- _Written request_: Pull out every line in the data that has the string "notice" in it.

- _Records provided_:
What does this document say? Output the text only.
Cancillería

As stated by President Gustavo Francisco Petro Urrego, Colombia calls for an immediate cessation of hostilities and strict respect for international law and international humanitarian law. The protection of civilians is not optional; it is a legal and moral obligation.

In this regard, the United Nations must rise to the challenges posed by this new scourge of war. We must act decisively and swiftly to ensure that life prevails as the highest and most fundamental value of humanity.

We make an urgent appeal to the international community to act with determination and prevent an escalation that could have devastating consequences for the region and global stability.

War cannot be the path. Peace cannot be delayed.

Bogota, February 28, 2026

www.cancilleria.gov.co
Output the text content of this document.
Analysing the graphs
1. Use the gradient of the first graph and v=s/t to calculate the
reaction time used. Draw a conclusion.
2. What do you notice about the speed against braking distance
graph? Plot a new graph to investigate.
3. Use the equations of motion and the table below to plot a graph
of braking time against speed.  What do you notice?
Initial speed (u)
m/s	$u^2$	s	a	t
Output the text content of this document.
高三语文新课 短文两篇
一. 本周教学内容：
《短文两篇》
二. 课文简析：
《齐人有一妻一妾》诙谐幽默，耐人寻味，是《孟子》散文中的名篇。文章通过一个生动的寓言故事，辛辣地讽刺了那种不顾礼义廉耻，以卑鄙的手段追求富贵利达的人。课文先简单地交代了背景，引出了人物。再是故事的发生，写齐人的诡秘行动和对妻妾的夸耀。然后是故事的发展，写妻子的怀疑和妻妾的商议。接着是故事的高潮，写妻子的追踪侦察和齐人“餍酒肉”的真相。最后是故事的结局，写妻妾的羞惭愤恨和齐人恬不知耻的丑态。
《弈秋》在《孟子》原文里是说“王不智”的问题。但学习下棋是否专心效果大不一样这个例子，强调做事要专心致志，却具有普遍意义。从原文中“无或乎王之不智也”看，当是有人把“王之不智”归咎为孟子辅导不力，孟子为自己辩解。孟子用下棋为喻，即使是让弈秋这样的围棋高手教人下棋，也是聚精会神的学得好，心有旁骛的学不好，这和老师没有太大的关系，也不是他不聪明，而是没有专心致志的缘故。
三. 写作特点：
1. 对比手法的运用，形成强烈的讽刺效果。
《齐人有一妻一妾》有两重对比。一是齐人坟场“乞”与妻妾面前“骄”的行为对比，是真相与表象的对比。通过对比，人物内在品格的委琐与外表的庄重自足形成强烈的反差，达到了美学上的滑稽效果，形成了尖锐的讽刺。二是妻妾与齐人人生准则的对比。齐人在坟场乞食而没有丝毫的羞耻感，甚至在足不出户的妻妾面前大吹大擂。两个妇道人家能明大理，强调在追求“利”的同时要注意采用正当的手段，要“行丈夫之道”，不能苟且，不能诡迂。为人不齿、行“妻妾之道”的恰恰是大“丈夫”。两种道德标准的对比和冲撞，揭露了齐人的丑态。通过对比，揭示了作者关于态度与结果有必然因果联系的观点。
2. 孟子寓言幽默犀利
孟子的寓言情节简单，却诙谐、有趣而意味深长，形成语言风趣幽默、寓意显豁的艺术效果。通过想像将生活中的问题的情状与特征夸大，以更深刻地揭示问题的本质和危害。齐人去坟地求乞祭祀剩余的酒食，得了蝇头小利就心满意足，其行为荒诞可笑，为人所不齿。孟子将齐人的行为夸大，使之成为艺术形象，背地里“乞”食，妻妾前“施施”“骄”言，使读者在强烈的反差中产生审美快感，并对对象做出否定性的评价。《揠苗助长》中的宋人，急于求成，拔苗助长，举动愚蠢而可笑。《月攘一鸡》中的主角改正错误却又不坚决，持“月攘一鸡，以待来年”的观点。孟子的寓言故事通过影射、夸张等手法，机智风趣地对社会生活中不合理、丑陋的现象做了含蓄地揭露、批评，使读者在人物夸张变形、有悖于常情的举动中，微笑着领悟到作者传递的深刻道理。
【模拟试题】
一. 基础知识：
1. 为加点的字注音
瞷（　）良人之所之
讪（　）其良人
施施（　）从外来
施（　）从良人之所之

- _Complete response_:
2. What do you notice about the speed against braking distance
of braking time against speed.  What do you notice?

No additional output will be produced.